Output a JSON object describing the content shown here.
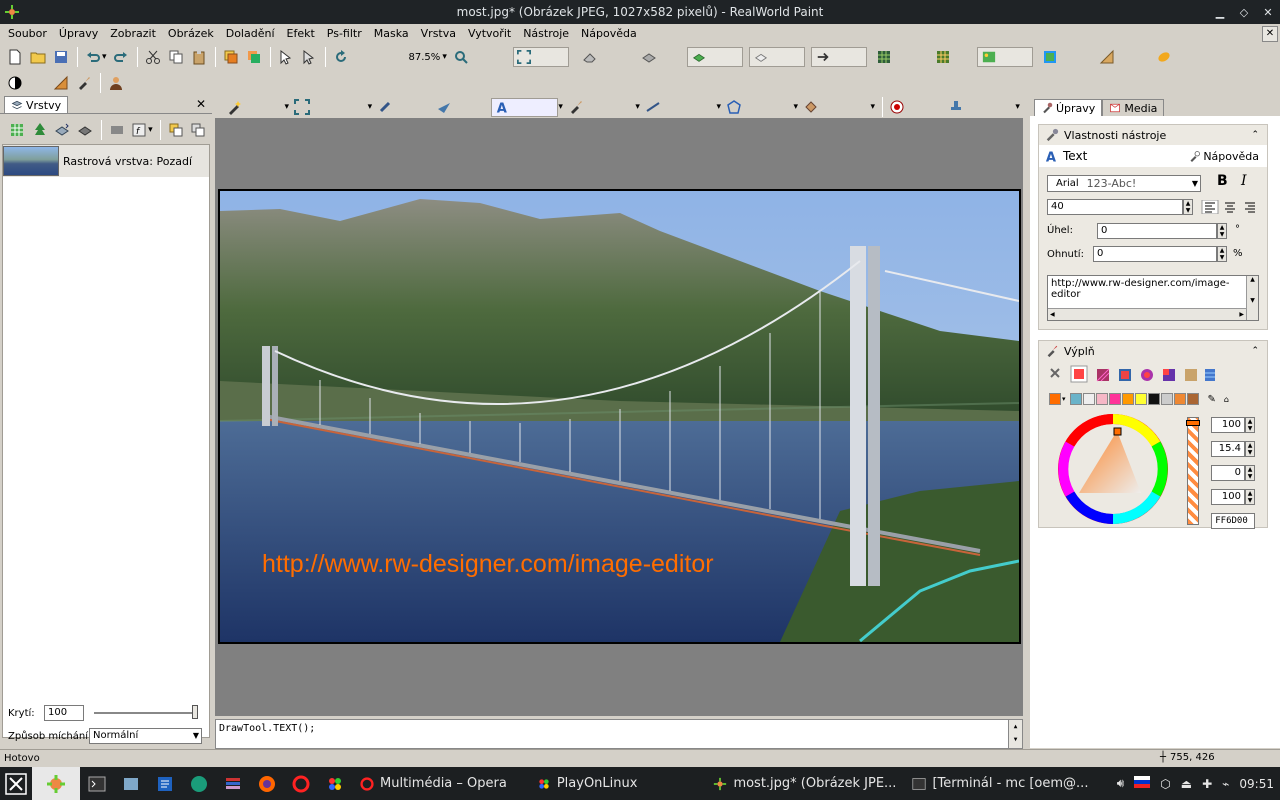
{
  "window": {
    "title": "most.jpg* (Obrázek JPEG, 1027x582 pixelů) - RealWorld Paint"
  },
  "menu": [
    "Soubor",
    "Úpravy",
    "Zobrazit",
    "Obrázek",
    "Doladění",
    "Efekt",
    "Ps-filtr",
    "Maska",
    "Vrstva",
    "Vytvořit",
    "Nástroje",
    "Nápověda"
  ],
  "toolbar": {
    "zoom": "87.5%"
  },
  "layers": {
    "tab": "Vrstvy",
    "item": "Rastrová vrstva: Pozadí",
    "opacity_label": "Krytí:",
    "opacity_value": "100",
    "blend_label": "Způsob míchání:",
    "blend_value": "Normální"
  },
  "canvas": {
    "overlay_text": "http://www.rw-designer.com/image-editor"
  },
  "command": "DrawTool.TEXT();",
  "rightpanel": {
    "tabs": [
      "Úpravy",
      "Media"
    ],
    "toolprops": {
      "header": "Vlastnosti nástroje",
      "tool": "Text",
      "help": "Nápověda",
      "font": "Arial",
      "sample": "123-Abc!",
      "size": "40",
      "angle_label": "Úhel:",
      "angle": "0",
      "angle_unit": "°",
      "bend_label": "Ohnutí:",
      "bend": "0",
      "bend_unit": "%",
      "text": "http://www.rw-designer.com/image-editor",
      "bold": "B",
      "italic": "I"
    },
    "fill": {
      "header": "Výplň",
      "values": [
        "100",
        "15.4",
        "0",
        "100"
      ],
      "hex": "FF6D00",
      "accent": "#ff6d00"
    }
  },
  "status": {
    "left": "Hotovo",
    "coords": "755, 426"
  },
  "taskbar": {
    "items": [
      "Multimédia – Opera",
      "PlayOnLinux",
      "most.jpg* (Obrázek JPE...",
      "[Terminál - mc [oem@..."
    ],
    "clock": "09:51"
  }
}
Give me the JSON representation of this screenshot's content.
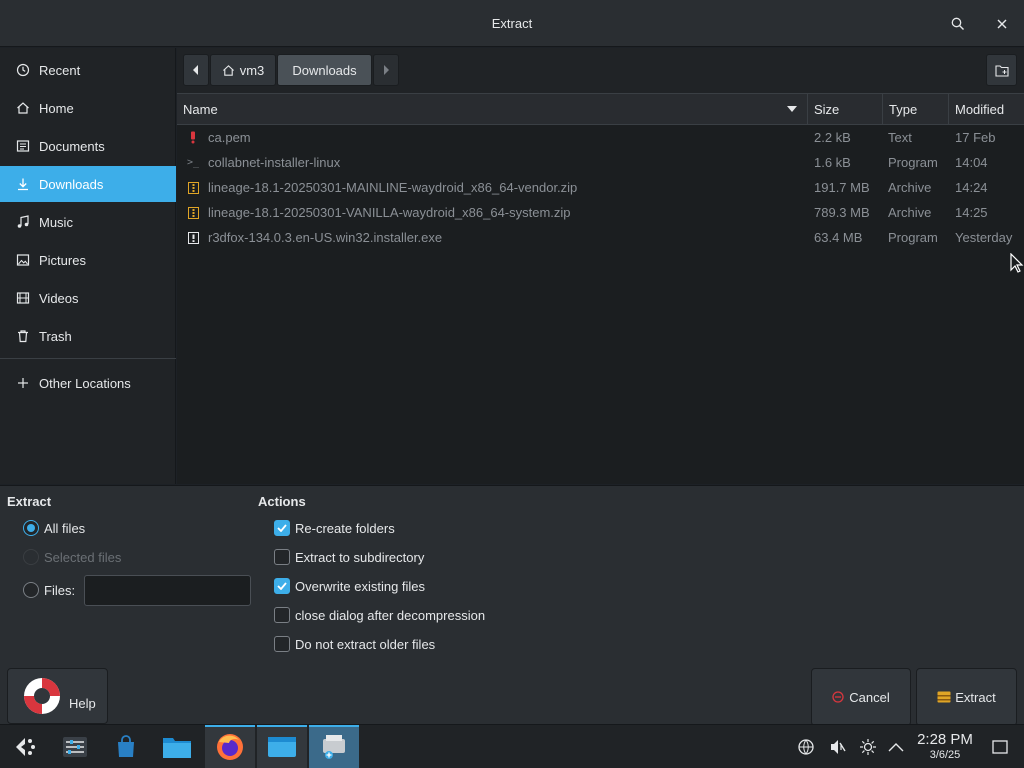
{
  "window": {
    "title": "Extract"
  },
  "sidebar": {
    "items": [
      {
        "label": "Recent",
        "icon": "clock-icon"
      },
      {
        "label": "Home",
        "icon": "home-icon"
      },
      {
        "label": "Documents",
        "icon": "document-icon"
      },
      {
        "label": "Downloads",
        "icon": "download-icon",
        "active": true
      },
      {
        "label": "Music",
        "icon": "music-icon"
      },
      {
        "label": "Pictures",
        "icon": "picture-icon"
      },
      {
        "label": "Videos",
        "icon": "video-icon"
      },
      {
        "label": "Trash",
        "icon": "trash-icon"
      }
    ],
    "other_locations": "Other Locations"
  },
  "pathbar": {
    "crumbs": [
      "vm3",
      "Downloads"
    ]
  },
  "filelist": {
    "columns": {
      "name": "Name",
      "size": "Size",
      "type": "Type",
      "modified": "Modified"
    },
    "rows": [
      {
        "name": "ca.pem",
        "size": "2.2 kB",
        "type": "Text",
        "modified": "17 Feb",
        "icon": "certificate-icon"
      },
      {
        "name": "collabnet-installer-linux",
        "size": "1.6 kB",
        "type": "Program",
        "modified": "14:04",
        "icon": "terminal-icon"
      },
      {
        "name": "lineage-18.1-20250301-MAINLINE-waydroid_x86_64-vendor.zip",
        "size": "191.7 MB",
        "type": "Archive",
        "modified": "14:24",
        "icon": "archive-icon"
      },
      {
        "name": "lineage-18.1-20250301-VANILLA-waydroid_x86_64-system.zip",
        "size": "789.3 MB",
        "type": "Archive",
        "modified": "14:25",
        "icon": "archive-icon"
      },
      {
        "name": "r3dfox-134.0.3.en-US.win32.installer.exe",
        "size": "63.4 MB",
        "type": "Program",
        "modified": "Yesterday",
        "icon": "executable-icon"
      }
    ]
  },
  "extract": {
    "title": "Extract",
    "all_files": "All files",
    "selected_files": "Selected files",
    "files": "Files:",
    "files_value": ""
  },
  "actions": {
    "title": "Actions",
    "recreate_folders": {
      "label": "Re-create folders",
      "checked": true
    },
    "extract_to_subdir": {
      "label": "Extract to subdirectory",
      "checked": false
    },
    "overwrite": {
      "label": "Overwrite existing files",
      "checked": true
    },
    "close_dialog": {
      "label": "close dialog after decompression",
      "checked": false
    },
    "do_not_extract_older": {
      "label": "Do not extract older files",
      "checked": false
    }
  },
  "buttons": {
    "help": "Help",
    "cancel": "Cancel",
    "extract": "Extract"
  },
  "taskbar": {
    "time": "2:28 PM",
    "date": "3/6/25"
  },
  "colors": {
    "accent": "#3daee9",
    "background": "#1b1e20",
    "panel": "#2a2e32"
  }
}
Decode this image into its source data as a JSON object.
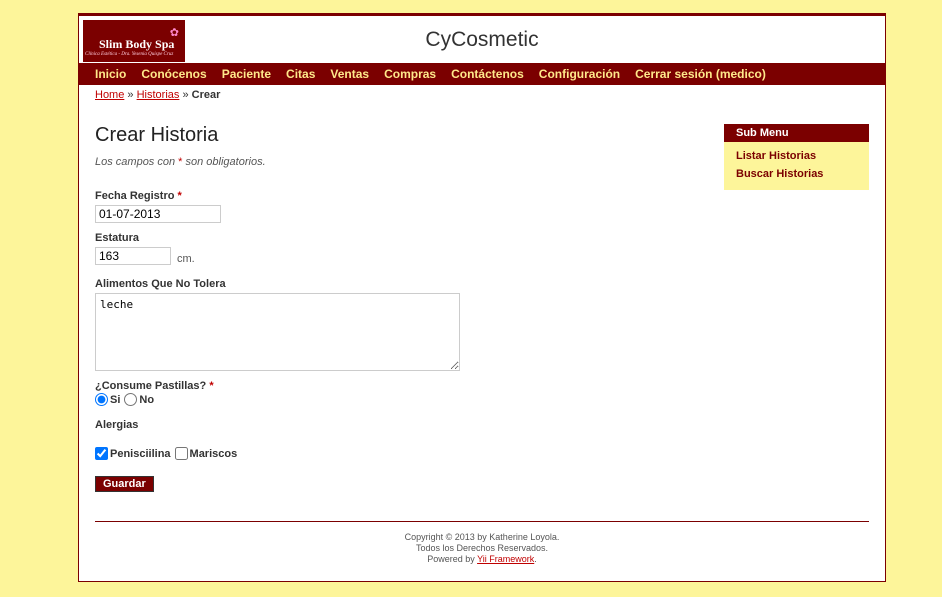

------

What is the number of lines in the data above that include the word "most"? Answer with that number only.

2